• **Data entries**
========

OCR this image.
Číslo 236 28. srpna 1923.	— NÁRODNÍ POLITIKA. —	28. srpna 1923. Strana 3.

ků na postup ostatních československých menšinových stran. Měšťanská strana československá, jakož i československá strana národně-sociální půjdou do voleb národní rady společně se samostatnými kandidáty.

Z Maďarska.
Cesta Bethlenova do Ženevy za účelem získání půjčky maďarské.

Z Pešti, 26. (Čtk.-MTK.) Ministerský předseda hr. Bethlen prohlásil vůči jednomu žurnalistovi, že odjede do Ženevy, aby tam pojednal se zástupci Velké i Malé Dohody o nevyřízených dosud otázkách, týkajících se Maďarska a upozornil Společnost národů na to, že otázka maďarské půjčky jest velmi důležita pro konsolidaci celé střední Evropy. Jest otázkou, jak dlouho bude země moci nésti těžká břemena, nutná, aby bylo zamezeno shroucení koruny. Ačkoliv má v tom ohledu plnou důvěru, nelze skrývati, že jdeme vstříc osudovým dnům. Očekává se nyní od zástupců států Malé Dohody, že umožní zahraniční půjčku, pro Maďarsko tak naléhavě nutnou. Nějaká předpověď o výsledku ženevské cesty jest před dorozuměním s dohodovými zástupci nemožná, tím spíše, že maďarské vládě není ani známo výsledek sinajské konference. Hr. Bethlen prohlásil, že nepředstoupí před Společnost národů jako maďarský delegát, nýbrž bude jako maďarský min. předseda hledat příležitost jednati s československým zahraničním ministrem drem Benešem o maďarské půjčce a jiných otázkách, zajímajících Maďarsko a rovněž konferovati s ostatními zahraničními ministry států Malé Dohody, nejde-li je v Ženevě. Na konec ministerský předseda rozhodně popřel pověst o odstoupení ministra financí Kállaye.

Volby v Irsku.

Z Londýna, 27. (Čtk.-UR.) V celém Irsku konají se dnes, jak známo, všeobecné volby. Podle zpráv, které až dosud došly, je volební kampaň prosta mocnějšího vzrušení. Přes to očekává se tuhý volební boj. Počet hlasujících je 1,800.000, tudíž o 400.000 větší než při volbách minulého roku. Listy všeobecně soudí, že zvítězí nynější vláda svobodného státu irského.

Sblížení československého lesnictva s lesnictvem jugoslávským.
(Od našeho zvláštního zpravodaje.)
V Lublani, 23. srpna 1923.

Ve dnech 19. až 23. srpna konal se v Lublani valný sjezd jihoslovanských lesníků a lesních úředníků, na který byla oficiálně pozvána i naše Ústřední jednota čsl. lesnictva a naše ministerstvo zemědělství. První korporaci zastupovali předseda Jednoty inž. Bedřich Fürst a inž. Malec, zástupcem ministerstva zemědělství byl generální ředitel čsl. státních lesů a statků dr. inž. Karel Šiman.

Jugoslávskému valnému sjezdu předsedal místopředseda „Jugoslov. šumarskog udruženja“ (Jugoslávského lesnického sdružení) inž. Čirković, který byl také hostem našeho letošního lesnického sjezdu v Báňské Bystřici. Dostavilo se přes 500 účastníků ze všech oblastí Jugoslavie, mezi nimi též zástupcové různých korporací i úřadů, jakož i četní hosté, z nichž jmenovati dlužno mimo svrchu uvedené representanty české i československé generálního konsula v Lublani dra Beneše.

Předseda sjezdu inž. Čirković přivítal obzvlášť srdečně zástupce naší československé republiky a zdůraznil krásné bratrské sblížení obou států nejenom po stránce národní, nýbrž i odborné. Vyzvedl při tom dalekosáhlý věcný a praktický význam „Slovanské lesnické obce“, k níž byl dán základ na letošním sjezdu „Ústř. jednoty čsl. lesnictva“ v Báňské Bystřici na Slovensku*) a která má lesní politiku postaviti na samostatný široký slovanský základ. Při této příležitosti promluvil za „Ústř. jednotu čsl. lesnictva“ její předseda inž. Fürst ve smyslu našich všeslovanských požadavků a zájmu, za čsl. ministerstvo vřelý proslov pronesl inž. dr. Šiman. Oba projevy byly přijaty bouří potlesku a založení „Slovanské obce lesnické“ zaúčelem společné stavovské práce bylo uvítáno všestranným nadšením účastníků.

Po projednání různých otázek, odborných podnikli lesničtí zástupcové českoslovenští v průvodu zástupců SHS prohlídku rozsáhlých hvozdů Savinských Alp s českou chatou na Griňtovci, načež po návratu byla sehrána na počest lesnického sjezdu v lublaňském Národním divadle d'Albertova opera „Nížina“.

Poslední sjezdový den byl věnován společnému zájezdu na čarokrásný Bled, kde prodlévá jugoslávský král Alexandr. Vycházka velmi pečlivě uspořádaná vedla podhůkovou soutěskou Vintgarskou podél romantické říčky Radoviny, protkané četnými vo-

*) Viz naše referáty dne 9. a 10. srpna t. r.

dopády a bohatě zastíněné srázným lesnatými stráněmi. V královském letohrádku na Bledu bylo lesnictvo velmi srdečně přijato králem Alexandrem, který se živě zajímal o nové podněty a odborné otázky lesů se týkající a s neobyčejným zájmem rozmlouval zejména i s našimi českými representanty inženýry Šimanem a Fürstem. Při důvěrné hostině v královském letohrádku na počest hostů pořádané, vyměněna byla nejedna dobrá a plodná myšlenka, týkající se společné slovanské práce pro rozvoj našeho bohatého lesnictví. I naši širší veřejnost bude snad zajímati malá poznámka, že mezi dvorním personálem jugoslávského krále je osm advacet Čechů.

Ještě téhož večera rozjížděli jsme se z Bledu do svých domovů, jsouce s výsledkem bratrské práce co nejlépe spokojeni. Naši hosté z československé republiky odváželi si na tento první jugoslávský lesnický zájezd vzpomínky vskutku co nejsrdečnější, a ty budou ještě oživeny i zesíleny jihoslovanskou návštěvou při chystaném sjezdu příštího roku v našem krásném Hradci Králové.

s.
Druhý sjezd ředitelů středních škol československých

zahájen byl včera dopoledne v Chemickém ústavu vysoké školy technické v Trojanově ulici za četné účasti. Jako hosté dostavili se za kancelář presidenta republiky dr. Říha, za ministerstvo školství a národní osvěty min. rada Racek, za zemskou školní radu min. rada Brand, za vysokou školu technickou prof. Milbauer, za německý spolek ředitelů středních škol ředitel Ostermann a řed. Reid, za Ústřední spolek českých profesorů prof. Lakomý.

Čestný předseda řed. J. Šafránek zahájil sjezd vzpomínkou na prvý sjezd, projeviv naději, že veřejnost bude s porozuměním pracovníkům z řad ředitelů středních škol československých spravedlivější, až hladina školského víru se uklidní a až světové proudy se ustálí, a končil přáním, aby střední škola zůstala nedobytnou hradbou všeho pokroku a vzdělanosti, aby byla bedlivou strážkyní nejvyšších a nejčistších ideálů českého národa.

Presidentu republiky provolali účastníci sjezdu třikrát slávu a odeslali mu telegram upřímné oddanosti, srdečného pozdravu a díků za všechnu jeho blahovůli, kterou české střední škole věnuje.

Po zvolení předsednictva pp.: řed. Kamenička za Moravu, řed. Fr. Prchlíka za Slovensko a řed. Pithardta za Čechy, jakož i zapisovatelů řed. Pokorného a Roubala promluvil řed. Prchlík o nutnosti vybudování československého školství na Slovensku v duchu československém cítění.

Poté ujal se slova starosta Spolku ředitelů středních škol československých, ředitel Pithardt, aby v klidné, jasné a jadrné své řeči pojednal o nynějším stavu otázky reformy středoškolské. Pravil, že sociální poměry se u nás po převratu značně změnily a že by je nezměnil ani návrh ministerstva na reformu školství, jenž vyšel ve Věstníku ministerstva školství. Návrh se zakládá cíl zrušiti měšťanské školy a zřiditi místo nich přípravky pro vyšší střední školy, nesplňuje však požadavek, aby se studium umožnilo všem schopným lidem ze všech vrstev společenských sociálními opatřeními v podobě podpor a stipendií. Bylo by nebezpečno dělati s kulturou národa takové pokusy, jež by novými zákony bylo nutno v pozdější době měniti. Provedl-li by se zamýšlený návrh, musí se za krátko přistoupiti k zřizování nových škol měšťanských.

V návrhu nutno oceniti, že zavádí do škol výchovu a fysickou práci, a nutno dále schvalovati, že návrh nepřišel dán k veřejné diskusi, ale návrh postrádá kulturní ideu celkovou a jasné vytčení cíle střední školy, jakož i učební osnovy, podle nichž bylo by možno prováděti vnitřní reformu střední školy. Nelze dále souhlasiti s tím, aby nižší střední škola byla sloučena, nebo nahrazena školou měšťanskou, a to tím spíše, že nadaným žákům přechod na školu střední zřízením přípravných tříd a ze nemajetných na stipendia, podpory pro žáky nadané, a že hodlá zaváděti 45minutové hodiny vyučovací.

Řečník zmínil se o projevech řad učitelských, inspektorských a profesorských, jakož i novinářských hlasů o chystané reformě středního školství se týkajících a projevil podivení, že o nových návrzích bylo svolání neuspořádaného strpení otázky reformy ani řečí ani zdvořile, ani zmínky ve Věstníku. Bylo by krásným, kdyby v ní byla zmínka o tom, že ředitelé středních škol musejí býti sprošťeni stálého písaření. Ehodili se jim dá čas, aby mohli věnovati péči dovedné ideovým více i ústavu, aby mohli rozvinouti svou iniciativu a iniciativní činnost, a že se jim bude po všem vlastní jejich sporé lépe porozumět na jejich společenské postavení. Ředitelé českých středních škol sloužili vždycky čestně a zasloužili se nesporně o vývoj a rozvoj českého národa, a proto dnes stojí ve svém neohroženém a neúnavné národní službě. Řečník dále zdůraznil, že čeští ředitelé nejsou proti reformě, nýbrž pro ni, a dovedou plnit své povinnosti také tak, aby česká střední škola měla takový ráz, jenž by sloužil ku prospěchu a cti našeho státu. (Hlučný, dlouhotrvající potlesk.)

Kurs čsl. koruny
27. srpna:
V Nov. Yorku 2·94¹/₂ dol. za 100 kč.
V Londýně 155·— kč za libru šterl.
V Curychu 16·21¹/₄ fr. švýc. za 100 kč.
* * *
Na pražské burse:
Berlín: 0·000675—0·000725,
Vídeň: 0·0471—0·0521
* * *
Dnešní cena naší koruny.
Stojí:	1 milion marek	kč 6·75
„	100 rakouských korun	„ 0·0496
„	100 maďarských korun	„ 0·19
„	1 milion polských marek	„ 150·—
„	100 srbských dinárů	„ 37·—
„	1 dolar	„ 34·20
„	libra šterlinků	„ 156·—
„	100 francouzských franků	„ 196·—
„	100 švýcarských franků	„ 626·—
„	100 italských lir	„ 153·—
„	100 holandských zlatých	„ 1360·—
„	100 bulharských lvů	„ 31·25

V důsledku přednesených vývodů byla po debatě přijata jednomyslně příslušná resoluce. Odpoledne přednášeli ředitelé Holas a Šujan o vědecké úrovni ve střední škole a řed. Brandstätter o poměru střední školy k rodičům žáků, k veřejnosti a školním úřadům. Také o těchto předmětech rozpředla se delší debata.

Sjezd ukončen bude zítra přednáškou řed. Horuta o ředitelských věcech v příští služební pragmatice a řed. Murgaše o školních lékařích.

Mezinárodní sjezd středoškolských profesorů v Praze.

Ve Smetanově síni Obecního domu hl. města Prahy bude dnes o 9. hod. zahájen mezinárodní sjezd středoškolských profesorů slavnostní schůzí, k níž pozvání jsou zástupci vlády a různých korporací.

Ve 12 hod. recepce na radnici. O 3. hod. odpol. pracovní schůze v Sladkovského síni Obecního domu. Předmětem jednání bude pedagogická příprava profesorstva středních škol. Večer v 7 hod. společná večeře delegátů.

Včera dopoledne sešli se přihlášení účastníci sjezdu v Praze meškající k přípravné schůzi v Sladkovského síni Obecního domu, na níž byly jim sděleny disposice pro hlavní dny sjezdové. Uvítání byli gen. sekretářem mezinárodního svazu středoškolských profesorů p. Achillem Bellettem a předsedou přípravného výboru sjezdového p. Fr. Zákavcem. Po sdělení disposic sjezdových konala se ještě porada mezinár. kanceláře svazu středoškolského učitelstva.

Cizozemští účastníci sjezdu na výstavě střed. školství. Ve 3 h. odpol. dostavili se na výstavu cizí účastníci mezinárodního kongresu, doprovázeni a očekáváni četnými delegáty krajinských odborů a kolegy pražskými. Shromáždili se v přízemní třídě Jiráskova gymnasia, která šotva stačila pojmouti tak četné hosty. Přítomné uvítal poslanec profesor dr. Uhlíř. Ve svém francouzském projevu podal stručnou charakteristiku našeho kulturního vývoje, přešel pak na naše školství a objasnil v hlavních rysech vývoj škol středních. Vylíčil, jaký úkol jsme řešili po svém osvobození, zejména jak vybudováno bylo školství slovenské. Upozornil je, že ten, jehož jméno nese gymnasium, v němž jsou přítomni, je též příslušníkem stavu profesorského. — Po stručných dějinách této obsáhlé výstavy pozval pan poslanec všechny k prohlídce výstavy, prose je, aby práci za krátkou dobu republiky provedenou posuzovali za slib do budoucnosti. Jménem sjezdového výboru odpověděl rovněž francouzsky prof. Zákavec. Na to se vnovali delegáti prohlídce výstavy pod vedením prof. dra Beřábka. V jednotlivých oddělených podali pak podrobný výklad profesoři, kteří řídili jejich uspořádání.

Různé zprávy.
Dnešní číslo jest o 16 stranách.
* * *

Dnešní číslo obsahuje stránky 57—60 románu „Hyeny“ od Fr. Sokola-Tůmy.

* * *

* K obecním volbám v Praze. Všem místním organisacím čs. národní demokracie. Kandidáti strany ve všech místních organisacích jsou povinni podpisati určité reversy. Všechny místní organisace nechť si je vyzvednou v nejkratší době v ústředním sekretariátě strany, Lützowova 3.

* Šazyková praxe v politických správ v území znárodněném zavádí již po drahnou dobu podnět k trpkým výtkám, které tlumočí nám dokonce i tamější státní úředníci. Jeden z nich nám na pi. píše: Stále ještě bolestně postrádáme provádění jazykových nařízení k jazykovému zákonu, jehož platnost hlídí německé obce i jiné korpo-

========

• **What is needed**
Count how many lines of the listing above include "který" and report that number alone.

• **Output for this task**
3